Write out each line of the material again, word for word.

--- Begin ---

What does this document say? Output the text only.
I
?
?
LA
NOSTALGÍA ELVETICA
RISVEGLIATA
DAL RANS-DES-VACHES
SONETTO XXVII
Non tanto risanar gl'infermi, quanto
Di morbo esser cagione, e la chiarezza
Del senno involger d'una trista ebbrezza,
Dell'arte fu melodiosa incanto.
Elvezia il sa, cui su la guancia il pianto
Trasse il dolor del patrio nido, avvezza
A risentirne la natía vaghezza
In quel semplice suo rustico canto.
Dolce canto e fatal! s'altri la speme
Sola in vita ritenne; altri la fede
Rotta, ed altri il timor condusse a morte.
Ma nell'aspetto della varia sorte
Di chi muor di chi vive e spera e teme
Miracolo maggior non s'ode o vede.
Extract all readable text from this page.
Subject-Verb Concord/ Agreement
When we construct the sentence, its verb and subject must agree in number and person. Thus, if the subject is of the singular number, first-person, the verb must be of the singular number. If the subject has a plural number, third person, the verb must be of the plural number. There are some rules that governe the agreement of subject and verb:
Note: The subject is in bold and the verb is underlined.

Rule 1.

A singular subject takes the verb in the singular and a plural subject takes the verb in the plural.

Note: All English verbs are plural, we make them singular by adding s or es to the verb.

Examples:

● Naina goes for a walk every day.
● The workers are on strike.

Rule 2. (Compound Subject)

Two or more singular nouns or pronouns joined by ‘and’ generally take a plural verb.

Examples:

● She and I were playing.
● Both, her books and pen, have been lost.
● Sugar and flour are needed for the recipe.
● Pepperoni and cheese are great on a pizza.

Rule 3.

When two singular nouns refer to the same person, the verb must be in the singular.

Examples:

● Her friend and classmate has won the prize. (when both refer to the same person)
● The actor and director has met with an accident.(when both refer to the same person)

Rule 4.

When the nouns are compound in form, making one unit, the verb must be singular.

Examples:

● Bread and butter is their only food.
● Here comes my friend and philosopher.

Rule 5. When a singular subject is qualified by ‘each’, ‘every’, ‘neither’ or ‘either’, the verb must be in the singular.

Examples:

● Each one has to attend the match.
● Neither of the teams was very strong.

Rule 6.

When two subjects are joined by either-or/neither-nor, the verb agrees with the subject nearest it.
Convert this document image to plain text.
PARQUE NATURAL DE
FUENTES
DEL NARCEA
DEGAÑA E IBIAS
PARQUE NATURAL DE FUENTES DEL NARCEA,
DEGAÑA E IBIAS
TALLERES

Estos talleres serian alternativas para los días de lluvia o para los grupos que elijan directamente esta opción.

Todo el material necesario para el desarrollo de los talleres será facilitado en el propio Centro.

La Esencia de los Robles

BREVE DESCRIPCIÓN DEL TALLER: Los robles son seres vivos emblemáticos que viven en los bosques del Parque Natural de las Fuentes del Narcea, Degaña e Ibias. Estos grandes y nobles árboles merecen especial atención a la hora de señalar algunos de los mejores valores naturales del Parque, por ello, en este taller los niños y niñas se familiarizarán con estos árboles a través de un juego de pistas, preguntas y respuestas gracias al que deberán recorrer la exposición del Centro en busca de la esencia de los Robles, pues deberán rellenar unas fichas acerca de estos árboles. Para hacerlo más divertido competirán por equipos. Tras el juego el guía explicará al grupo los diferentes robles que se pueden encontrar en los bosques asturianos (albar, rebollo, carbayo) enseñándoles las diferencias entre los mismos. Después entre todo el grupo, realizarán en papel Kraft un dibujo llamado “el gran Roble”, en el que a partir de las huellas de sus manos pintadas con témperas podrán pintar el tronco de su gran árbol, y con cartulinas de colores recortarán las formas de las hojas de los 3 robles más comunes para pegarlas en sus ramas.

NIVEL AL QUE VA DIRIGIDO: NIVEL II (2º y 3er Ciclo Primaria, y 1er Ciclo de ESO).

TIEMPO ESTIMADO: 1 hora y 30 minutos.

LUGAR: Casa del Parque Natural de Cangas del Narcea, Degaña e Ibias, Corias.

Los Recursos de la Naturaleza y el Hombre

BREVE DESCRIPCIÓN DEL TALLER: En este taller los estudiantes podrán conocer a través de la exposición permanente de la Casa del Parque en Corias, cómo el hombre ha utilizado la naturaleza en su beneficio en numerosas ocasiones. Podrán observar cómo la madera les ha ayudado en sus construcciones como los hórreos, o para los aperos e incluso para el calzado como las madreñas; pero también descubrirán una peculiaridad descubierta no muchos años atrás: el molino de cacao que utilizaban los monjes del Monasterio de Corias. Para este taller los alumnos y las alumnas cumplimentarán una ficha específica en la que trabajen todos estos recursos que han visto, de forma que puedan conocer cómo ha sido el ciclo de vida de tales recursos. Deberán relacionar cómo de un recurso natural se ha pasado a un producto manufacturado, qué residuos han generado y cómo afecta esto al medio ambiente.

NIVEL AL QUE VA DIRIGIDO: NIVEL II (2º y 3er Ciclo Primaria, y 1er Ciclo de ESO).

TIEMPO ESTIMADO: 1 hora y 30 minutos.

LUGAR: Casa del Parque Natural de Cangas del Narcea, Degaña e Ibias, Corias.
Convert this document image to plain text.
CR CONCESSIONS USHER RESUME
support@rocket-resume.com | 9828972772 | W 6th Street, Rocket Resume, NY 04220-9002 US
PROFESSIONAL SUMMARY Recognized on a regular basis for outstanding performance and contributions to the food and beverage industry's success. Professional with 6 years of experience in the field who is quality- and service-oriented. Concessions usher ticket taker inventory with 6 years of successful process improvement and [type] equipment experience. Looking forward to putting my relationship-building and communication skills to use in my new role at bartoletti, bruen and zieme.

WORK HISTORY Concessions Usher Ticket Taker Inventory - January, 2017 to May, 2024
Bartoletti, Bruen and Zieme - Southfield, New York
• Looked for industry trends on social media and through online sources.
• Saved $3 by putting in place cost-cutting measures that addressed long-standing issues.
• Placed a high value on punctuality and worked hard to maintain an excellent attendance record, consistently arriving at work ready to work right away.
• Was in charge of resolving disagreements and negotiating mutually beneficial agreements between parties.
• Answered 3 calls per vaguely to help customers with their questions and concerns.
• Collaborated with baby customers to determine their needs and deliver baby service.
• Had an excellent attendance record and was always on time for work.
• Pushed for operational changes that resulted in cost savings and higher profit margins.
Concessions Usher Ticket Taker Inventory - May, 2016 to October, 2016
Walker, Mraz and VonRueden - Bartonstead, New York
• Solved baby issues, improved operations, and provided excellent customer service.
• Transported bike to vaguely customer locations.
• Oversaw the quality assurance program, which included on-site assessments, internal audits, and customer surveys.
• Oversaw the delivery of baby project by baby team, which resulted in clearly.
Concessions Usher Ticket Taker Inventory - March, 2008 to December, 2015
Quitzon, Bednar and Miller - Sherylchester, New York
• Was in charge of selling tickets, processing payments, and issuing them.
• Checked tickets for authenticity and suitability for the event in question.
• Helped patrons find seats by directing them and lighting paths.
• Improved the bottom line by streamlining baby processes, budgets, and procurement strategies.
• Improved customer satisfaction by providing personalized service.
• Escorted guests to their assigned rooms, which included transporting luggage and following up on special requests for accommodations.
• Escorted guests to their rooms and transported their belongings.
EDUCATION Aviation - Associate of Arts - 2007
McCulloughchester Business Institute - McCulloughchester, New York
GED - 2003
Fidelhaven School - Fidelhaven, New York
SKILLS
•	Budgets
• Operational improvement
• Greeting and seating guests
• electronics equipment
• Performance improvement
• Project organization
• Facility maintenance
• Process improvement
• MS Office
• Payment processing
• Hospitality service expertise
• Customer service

--- End ---

EXERCISE SOLUTION:
What does this document say? Output the text only.
I
?
?
LA
NOSTALGÍA ELVETICA
RISVEGLIATA
DAL RANS-DES-VACHES
SONETTO XXVII
Non tanto risanar gl'infermi, quanto
Di morbo esser cagione, e la chiarezza
Del senno involger d'una trista ebbrezza,
Dell'arte fu melodiosa incanto.
Elvezia il sa, cui su la guancia il pianto
Trasse il dolor del patrio nido, avvezza
A risentirne la natía vaghezza
In quel semplice suo rustico canto.
Dolce canto e fatal! s'altri la speme
Sola in vita ritenne; altri la fede
Rotta, ed altri il timor condusse a morte.
Ma nell'aspetto della varia sorte
Di chi muor di chi vive e spera e teme
Miracolo maggior non s'ode o vede.
Extract all readable text from this page.
Subject-Verb Concord/ Agreement
When we construct the sentence, its verb and subject must agree in number and person. Thus, if the subject is of the singular number, first-person, the verb must be of the singular number. If the subject has a plural number, third person, the verb must be of the plural number. There are some rules that governe the agreement of subject and verb:
Note: The subject is in bold and the verb is underlined.

Rule 1.

A singular subject takes the verb in the singular and a plural subject takes the verb in the plural.

Note: All English verbs are plural, we make them singular by adding s or es to the verb.

Examples:

● Naina goes for a walk every day.
● The workers are on strike.

Rule 2. (Compound Subject)

Two or more singular nouns or pronouns joined by ‘and’ generally take a plural verb.

Examples:

● She and I were playing.
● Both, her books and pen, have been lost.
● Sugar and flour are needed for the recipe.
● Pepperoni and cheese are great on a pizza.

Rule 3.

When two singular nouns refer to the same person, the verb must be in the singular.

Examples:

● Her friend and classmate has won the prize. (when both refer to the same person)
● The actor and director has met with an accident.(when both refer to the same person)

Rule 4.

When the nouns are compound in form, making one unit, the verb must be singular.

Examples:

● Bread and butter is their only food.
● Here comes my friend and philosopher.

Rule 5. When a singular subject is qualified by ‘each’, ‘every’, ‘neither’ or ‘either’, the verb must be in the singular.

Examples:

● Each one has to attend the match.
● Neither of the teams was very strong.

Rule 6.

When two subjects are joined by either-or/neither-nor, the verb agrees with the subject nearest it.
Convert this document image to plain text.
PARQUE NATURAL DE
FUENTES
DEL NARCEA
DEGAÑA E IBIAS
PARQUE NATURAL DE FUENTES DEL NARCEA,
DEGAÑA E IBIAS
TALLERES

Estos talleres serian alternativas para los días de lluvia o para los grupos que elijan directamente esta opción.

Todo el material necesario para el desarrollo de los talleres será facilitado en el propio Centro.

La Esencia de los Robles

BREVE DESCRIPCIÓN DEL TALLER: Los robles son seres vivos emblemáticos que viven en los bosques del Parque Natural de las Fuentes del Narcea, Degaña e Ibias. Estos grandes y nobles árboles merecen especial atención a la hora de señalar algunos de los mejores valores naturales del Parque, por ello, en este taller los niños y niñas se familiarizarán con estos árboles a través de un juego de pistas, preguntas y respuestas gracias al que deberán recorrer la exposición del Centro en busca de la esencia de los Robles, pues deberán rellenar unas fichas acerca de estos árboles. Para hacerlo más divertido competirán por equipos. Tras el juego el guía explicará al grupo los diferentes robles que se pueden encontrar en los bosques asturianos (albar, rebollo, carbayo) enseñándoles las diferencias entre los mismos. Después entre todo el grupo, realizarán en papel Kraft un dibujo llamado “el gran Roble”, en el que a partir de las huellas de sus manos pintadas con témperas podrán pintar el tronco de su gran árbol, y con cartulinas de colores recortarán las formas de las hojas de los 3 robles más comunes para pegarlas en sus ramas.

NIVEL AL QUE VA DIRIGIDO: NIVEL II (2º y 3er Ciclo Primaria, y 1er Ciclo de ESO).

TIEMPO ESTIMADO: 1 hora y 30 minutos.

LUGAR: Casa del Parque Natural de Cangas del Narcea, Degaña e Ibias, Corias.

Los Recursos de la Naturaleza y el Hombre

BREVE DESCRIPCIÓN DEL TALLER: En este taller los estudiantes podrán conocer a través de la exposición permanente de la Casa del Parque en Corias, cómo el hombre ha utilizado la naturaleza en su beneficio en numerosas ocasiones. Podrán observar cómo la madera les ha ayudado en sus construcciones como los hórreos, o para los aperos e incluso para el calzado como las madreñas; pero también descubrirán una peculiaridad descubierta no muchos años atrás: el molino de cacao que utilizaban los monjes del Monasterio de Corias. Para este taller los alumnos y las alumnas cumplimentarán una ficha específica en la que trabajen todos estos recursos que han visto, de forma que puedan conocer cómo ha sido el ciclo de vida de tales recursos. Deberán relacionar cómo de un recurso natural se ha pasado a un producto manufacturado, qué residuos han generado y cómo afecta esto al medio ambiente.

NIVEL AL QUE VA DIRIGIDO: NIVEL II (2º y 3er Ciclo Primaria, y 1er Ciclo de ESO).

TIEMPO ESTIMADO: 1 hora y 30 minutos.

LUGAR: Casa del Parque Natural de Cangas del Narcea, Degaña e Ibias, Corias.
Convert this document image to plain text.
CR CONCESSIONS USHER RESUME
support@rocket-resume.com | 9828972772 | W 6th Street, Rocket Resume, NY 04220-9002 US
PROFESSIONAL SUMMARY Recognized on a regular basis for outstanding performance and contributions to the food and beverage industry's success. Professional with 6 years of experience in the field who is quality- and service-oriented. Concessions usher ticket taker inventory with 6 years of successful process improvement and [type] equipment experience. Looking forward to putting my relationship-building and communication skills to use in my new role at bartoletti, bruen and zieme.

WORK HISTORY Concessions Usher Ticket Taker Inventory - January, 2017 to May, 2024
Bartoletti, Bruen and Zieme - Southfield, New York
• Looked for industry trends on social media and through online sources.
• Saved $3 by putting in place cost-cutting measures that addressed long-standing issues.
• Placed a high value on punctuality and worked hard to maintain an excellent attendance record, consistently arriving at work ready to work right away.
• Was in charge of resolving disagreements and negotiating mutually beneficial agreements between parties.
• Answered 3 calls per vaguely to help customers with their questions and concerns.
• Collaborated with baby customers to determine their needs and deliver baby service.
• Had an excellent attendance record and was always on time for work.
• Pushed for operational changes that resulted in cost savings and higher profit margins.
Concessions Usher Ticket Taker Inventory - May, 2016 to October, 2016
Walker, Mraz and VonRueden - Bartonstead, New York
• Solved baby issues, improved operations, and provided excellent customer service.
• Transported bike to vaguely customer locations.
• Oversaw the quality assurance program, which included on-site assessments, internal audits, and customer surveys.
• Oversaw the delivery of baby project by baby team, which resulted in clearly.
Concessions Usher Ticket Taker Inventory - March, 2008 to December, 2015
Quitzon, Bednar and Miller - Sherylchester, New York
• Was in charge of selling tickets, processing payments, and issuing them.
• Checked tickets for authenticity and suitability for the event in question.
• Helped patrons find seats by directing them and lighting paths.
• Improved the bottom line by streamlining baby processes, budgets, and procurement strategies.
• Improved customer satisfaction by providing personalized service.
• Escorted guests to their assigned rooms, which included transporting luggage and following up on special requests for accommodations.
• Escorted guests to their rooms and transported their belongings.
EDUCATION Aviation - Associate of Arts - 2007
McCulloughchester Business Institute - McCulloughchester, New York
GED - 2003
Fidelhaven School - Fidelhaven, New York
SKILLS
•	Budgets
• Operational improvement
• Greeting and seating guests
• electronics equipment
• Performance improvement
• Project organization
• Facility maintenance
• Process improvement
• MS Office
• Payment processing
• Hospitality service expertise
• Customer service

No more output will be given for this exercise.